Task details: Continue the guide to paying for public EV charging from where it stops.

Extract:
==*==

For finding chargers (rather than paying), PlugShare remains the best map because it covers every network in one place. Our rundown of PlugShare and the best EV charging apps covers which to install before a long trip.

What are RFID cards, and are they worth it?

An RFID card is a physical tap card linked to your network account. You tap it on the charger’s reader to start a session instead of opening the app. It is not a payment card; the cost still goes to the credit card stored in your account.

NetworkCardCost (mid-2026)How it bills
ChargefoxChargefox RFID card$9.90Card stored in your app account
bp pulseCharge card or key fob$5.00Card stored in your app account
EvieEvie PassOrder via appCard stored in your app account

RFID cards earn their keep in two situations: charging sites with poor mobile reception (a real issue at some regional sites), and households where one account covers multiple drivers. Some networks also accept partner cards through roaming arrangements, but coverage varies, so don’t rely on one card working everywhere without checking first.

Can you just tap your credit card like at the servo?

Increasingly, yes, but it’s not universal as of mid-2026. Where things stand:

  • Evie has been rolling out Tap & Go card readers across its network after trialling them from 2024. They accept debit cards, including debit cards loaded into Apple Pay, Google Pay or Samsung Pay, and place a $50 pre-authorisation hold that settles to the actual session cost. Check the on-screen price, as tap sessions have carried a small premium over app pricing.

==*==

Information provided:
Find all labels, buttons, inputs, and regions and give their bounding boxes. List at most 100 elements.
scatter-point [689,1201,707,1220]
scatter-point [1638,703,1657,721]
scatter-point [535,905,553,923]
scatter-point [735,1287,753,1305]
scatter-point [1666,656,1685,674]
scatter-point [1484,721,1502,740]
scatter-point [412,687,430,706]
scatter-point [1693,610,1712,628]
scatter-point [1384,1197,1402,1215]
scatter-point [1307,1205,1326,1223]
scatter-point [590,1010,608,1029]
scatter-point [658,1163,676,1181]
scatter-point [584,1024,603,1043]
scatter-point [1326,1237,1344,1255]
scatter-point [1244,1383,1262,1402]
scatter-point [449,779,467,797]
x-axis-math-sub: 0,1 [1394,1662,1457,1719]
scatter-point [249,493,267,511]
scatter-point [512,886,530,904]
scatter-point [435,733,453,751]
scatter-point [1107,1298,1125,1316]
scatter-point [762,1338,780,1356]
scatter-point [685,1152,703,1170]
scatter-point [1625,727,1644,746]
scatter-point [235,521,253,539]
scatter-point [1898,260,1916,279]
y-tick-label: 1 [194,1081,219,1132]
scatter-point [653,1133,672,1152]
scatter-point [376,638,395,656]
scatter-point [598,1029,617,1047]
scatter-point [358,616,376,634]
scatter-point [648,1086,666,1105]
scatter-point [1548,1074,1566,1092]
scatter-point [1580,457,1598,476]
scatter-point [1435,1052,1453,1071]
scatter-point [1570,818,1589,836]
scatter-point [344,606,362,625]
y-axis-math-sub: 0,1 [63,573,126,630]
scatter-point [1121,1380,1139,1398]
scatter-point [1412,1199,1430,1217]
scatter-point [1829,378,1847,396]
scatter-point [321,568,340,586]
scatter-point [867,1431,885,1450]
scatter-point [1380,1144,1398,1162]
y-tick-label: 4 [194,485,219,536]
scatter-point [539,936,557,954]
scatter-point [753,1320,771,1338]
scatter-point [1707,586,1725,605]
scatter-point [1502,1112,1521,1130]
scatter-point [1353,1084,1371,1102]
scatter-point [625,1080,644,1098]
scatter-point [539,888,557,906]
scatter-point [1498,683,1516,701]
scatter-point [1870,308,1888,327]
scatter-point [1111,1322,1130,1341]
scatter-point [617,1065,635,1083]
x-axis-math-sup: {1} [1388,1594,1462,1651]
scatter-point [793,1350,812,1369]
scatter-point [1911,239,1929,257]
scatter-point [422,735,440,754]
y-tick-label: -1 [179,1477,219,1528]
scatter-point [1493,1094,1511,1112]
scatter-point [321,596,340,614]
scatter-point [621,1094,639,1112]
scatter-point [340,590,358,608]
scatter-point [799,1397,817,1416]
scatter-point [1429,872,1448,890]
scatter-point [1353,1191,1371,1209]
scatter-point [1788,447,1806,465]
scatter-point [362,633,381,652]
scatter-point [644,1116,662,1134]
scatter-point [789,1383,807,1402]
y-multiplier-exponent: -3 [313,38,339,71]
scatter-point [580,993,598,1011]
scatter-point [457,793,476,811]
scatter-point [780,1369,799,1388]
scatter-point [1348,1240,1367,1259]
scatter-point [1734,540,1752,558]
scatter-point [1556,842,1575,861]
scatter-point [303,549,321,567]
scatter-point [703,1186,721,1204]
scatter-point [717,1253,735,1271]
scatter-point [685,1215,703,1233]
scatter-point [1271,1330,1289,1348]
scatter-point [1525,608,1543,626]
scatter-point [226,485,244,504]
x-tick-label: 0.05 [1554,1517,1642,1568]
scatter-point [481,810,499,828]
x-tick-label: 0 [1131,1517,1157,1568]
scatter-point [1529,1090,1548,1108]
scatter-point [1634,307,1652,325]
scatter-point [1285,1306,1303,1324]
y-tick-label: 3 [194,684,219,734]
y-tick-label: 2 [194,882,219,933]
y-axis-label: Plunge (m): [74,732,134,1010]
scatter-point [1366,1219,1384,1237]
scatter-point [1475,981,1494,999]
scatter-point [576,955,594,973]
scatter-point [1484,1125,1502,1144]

==*==

Final answer:
  • bp pulse supports credit cards, Apple Pay, Google Pay and PayPal through its app, and has card readers at some locations.
  • Chargefox is primarily app or RFID; card terminals exist only at a limited number of sites.
  • Tesla is app-only, for Tesla owners and other EVs alike.

The practical advice: tap-to-pay is a nice fallback where it exists, but set up the apps before you need them. A charger in a reception black spot with no card reader is a bad place to discover you can’t create an account.

Is any public charging free?

Some. JOLT’s model gives every driver 7 kWh free per day (roughly 40 to 50 km of driving) on its kerbside fast chargers, with a small service fee per session under its current plan. Plenty of shopping centres, councils and hotels still offer free destination charging too, though free AC chargers are slowly converting to paid. The full picture is in our guide to whether EV charging stations are free in Australia.

Five tips to avoid payment hassles

  1. Set up two or three network apps, with payment methods, before any road trip.
  2. Expect pre-authorisation holds at tap-to-pay readers. They’re normal and drop off in a few days.
  3. Screenshot or note the charger ID if reception is patchy; apps can start sessions by ID.
  4. Carry one RFID card as a no-reception backup.
  5. Check the per-kWh rate on screen before starting. Pricing differs between networks, speeds and even times of day.

Frequently asked questions

Do you pay at EV charging stations in Australia?

At most of them, yes. Fast chargers bill per kilowatt-hour through the network's app, with a credit or debit card stored against your account. Some chargers are free, mainly JOLT's daily allowance and destination chargers at shopping centres, but paid charging is the norm.

Can you pay for EV charging with a credit card tap?

Increasingly, but not everywhere. Evie has been rolling out Tap & Go card readers that accept debit card tap, including Apple Pay and Google Pay, and bp pulse has card readers at some sites. Most other chargers still need the network's app or an RFID card, so don't rely on tap alone as of mid-2026.

Do you need a different app for every charging network?

In practice you need two or three, not ten. Chargefox covers the largest share of sites, and adding Evie plus the networks on your regular routes covers most driving. PlugShare helps you find chargers but doesn't pay for them in Australia.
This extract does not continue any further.